**What you will do**. An identical reprint of the entire listing below is expected.

**Material for this task**.

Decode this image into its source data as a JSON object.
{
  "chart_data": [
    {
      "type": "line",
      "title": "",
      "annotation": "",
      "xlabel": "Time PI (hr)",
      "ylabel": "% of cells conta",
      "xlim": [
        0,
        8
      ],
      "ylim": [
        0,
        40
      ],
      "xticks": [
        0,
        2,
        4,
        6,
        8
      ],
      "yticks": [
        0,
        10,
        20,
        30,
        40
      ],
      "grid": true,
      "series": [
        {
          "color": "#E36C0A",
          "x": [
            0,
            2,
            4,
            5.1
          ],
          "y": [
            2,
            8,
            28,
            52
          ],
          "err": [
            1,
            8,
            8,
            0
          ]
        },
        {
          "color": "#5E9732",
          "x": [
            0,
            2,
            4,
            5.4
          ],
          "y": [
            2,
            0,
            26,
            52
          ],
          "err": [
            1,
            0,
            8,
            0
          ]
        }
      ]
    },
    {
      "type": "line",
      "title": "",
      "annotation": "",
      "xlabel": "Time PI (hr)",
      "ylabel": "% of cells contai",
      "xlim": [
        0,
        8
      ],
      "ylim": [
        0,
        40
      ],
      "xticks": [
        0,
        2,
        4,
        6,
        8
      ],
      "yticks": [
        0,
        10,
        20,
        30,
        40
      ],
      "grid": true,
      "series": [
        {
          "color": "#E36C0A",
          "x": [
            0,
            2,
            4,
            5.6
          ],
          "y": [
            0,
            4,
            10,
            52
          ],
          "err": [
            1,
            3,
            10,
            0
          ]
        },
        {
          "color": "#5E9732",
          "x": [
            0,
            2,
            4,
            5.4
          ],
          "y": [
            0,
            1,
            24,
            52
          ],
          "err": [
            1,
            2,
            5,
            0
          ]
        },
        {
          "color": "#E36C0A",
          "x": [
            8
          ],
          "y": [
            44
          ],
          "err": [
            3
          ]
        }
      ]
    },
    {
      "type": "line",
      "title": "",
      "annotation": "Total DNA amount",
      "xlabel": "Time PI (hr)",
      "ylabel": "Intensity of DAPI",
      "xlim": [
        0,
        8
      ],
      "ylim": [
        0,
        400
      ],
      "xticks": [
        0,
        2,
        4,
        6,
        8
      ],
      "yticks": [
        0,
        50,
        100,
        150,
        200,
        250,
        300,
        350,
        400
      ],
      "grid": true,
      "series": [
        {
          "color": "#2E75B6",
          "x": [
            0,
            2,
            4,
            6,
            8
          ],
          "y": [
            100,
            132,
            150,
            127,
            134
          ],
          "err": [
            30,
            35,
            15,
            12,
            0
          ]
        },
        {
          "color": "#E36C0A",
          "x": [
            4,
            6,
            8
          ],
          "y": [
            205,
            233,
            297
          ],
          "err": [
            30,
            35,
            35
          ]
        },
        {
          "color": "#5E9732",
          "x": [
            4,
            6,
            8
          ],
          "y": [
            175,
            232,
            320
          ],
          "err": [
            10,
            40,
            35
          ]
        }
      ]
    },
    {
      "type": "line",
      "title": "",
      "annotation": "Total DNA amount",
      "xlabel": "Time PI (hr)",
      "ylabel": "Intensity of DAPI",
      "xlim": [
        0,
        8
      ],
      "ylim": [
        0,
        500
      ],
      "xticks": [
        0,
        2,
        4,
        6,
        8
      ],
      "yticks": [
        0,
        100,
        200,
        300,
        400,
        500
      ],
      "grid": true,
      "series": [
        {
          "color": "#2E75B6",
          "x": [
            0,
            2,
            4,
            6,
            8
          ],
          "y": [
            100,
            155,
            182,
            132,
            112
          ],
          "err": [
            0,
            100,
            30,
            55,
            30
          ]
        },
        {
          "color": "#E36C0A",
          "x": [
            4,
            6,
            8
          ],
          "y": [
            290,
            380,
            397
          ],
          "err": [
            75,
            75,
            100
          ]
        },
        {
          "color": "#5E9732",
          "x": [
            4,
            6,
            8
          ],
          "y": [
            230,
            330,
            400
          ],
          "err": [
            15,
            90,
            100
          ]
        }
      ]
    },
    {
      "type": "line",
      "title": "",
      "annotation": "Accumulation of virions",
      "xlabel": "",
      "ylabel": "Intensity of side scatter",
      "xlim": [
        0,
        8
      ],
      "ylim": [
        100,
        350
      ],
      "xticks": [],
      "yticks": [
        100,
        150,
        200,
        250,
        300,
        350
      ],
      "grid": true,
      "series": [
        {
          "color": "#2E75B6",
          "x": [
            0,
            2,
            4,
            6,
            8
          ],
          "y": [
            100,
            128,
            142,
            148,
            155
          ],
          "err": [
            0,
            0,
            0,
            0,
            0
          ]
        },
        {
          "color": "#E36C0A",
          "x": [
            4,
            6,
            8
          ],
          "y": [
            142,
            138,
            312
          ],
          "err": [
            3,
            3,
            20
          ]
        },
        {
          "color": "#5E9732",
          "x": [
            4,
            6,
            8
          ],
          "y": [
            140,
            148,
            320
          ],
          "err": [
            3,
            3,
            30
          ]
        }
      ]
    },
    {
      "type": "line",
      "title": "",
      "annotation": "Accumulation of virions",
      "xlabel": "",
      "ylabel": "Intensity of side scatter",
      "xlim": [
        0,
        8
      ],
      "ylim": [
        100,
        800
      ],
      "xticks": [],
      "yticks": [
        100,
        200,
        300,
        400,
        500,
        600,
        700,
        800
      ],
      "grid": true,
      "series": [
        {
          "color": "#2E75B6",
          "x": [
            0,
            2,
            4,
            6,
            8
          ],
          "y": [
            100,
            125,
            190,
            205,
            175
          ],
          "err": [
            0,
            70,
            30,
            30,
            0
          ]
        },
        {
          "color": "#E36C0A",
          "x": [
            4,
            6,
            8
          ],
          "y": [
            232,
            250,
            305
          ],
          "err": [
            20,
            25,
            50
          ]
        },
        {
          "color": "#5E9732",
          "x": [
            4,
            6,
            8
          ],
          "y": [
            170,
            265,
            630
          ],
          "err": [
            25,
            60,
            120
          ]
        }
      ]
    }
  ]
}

**Result below**.
Decode this image into its source data as a JSON object.
{
  "chart_data": [
    {
      "type": "line",
      "title": "",
      "annotation": "",
      "xlabel": "Time PI (hr)",
      "ylabel": "% of cells conta",
      "xlim": [
        0,
        8
      ],
      "ylim": [
        0,
        40
      ],
      "xticks": [
        0,
        2,
        4,
        6,
        8
      ],
      "yticks": [
        0,
        10,
        20,
        30,
        40
      ],
      "grid": true,
      "series": [
        {
          "color": "#E36C0A",
          "x": [
            0,
            2,
            4,
            5.1
          ],
          "y": [
            2,
            8,
            28,
            52
          ],
          "err": [
            1,
            8,
            8,
            0
          ]
        },
        {
          "color": "#5E9732",
          "x": [
            0,
            2,
            4,
            5.4
          ],
          "y": [
            2,
            0,
            26,
            52
          ],
          "err": [
            1,
            0,
            8,
            0
          ]
        }
      ]
    },
    {
      "type": "line",
      "title": "",
      "annotation": "",
      "xlabel": "Time PI (hr)",
      "ylabel": "% of cells contai",
      "xlim": [
        0,
        8
      ],
      "ylim": [
        0,
        40
      ],
      "xticks": [
        0,
        2,
        4,
        6,
        8
      ],
      "yticks": [
        0,
        10,
        20,
        30,
        40
      ],
      "grid": true,
      "series": [
        {
          "color": "#E36C0A",
          "x": [
            0,
            2,
            4,
            5.6
          ],
          "y": [
            0,
            4,
            10,
            52
          ],
          "err": [
            1,
            3,
            10,
            0
          ]
        },
        {
          "color": "#5E9732",
          "x": [
            0,
            2,
            4,
            5.4
          ],
          "y": [
            0,
            1,
            24,
            52
          ],
          "err": [
            1,
            2,
            5,
            0
          ]
        },
        {
          "color": "#E36C0A",
          "x": [
            8
          ],
          "y": [
            44
          ],
          "err": [
            3
          ]
        }
      ]
    },
    {
      "type": "line",
      "title": "",
      "annotation": "Total DNA amount",
      "xlabel": "Time PI (hr)",
      "ylabel": "Intensity of DAPI",
      "xlim": [
        0,
        8
      ],
      "ylim": [
        0,
        400
      ],
      "xticks": [
        0,
        2,
        4,
        6,
        8
      ],
      "yticks": [
        0,
        50,
        100,
        150,
        200,
        250,
        300,
        350,
        400
      ],
      "grid": true,
      "series": [
        {
          "color": "#2E75B6",
          "x": [
            0,
            2,
            4,
            6,
            8
          ],
          "y": [
            100,
            132,
            150,
            127,
            134
          ],
          "err": [
            30,
            35,
            15,
            12,
            0
          ]
        },
        {
          "color": "#E36C0A",
          "x": [
            4,
            6,
            8
          ],
          "y": [
            205,
            233,
            297
          ],
          "err": [
            30,
            35,
            35
          ]
        },
        {
          "color": "#5E9732",
          "x": [
            4,
            6,
            8
          ],
          "y": [
            175,
            232,
            320
          ],
          "err": [
            10,
            40,
            35
          ]
        }
      ]
    },
    {
      "type": "line",
      "title": "",
      "annotation": "Total DNA amount",
      "xlabel": "Time PI (hr)",
      "ylabel": "Intensity of DAPI",
      "xlim": [
        0,
        8
      ],
      "ylim": [
        0,
        500
      ],
      "xticks": [
        0,
        2,
        4,
        6,
        8
      ],
      "yticks": [
        0,
        100,
        200,
        300,
        400,
        500
      ],
      "grid": true,
      "series": [
        {
          "color": "#2E75B6",
          "x": [
            0,
            2,
            4,
            6,
            8
          ],
          "y": [
            100,
            155,
            182,
            132,
            112
          ],
          "err": [
            0,
            100,
            30,
            55,
            30
          ]
        },
        {
          "color": "#E36C0A",
          "x": [
            4,
            6,
            8
          ],
          "y": [
            290,
            380,
            397
          ],
          "err": [
            75,
            75,
            100
          ]
        },
        {
          "color": "#5E9732",
          "x": [
            4,
            6,
            8
          ],
          "y": [
            230,
            330,
            400
          ],
          "err": [
            15,
            90,
            100
          ]
        }
      ]
    },
    {
      "type": "line",
      "title": "",
      "annotation": "Accumulation of virions",
      "xlabel": "",
      "ylabel": "Intensity of side scatter",
      "xlim": [
        0,
        8
      ],
      "ylim": [
        100,
        350
      ],
      "xticks": [],
      "yticks": [
        100,
        150,
        200,
        250,
        300,
        350
      ],
      "grid": true,
      "series": [
        {
          "color": "#2E75B6",
          "x": [
            0,
            2,
            4,
            6,
            8
          ],
          "y": [
            100,
            128,
            142,
            148,
            155
          ],
          "err": [
            0,
            0,
            0,
            0,
            0
          ]
        },
        {
          "color": "#E36C0A",
          "x": [
            4,
            6,
            8
          ],
          "y": [
            142,
            138,
            312
          ],
          "err": [
            3,
            3,
            20
          ]
        },
        {
          "color": "#5E9732",
          "x": [
            4,
            6,
            8
          ],
          "y": [
            140,
            148,
            320
          ],
          "err": [
            3,
            3,
            30
          ]
        }
      ]
    },
    {
      "type": "line",
      "title": "",
      "annotation": "Accumulation of virions",
      "xlabel": "",
      "ylabel": "Intensity of side scatter",
      "xlim": [
        0,
        8
      ],
      "ylim": [
        100,
        800
      ],
      "xticks": [],
      "yticks": [
        100,
        200,
        300,
        400,
        500,
        600,
        700,
        800
      ],
      "grid": true,
      "series": [
        {
          "color": "#2E75B6",
          "x": [
            0,
            2,
            4,
            6,
            8
          ],
          "y": [
            100,
            125,
            190,
            205,
            175
          ],
          "err": [
            0,
            70,
            30,
            30,
            0
          ]
        },
        {
          "color": "#E36C0A",
          "x": [
            4,
            6,
            8
          ],
          "y": [
            232,
            250,
            305
          ],
          "err": [
            20,
            25,
            50
          ]
        },
        {
          "color": "#5E9732",
          "x": [
            4,
            6,
            8
          ],
          "y": [
            170,
            265,
            630
          ],
          "err": [
            25,
            60,
            120
          ]
        }
      ]
    }
  ]
}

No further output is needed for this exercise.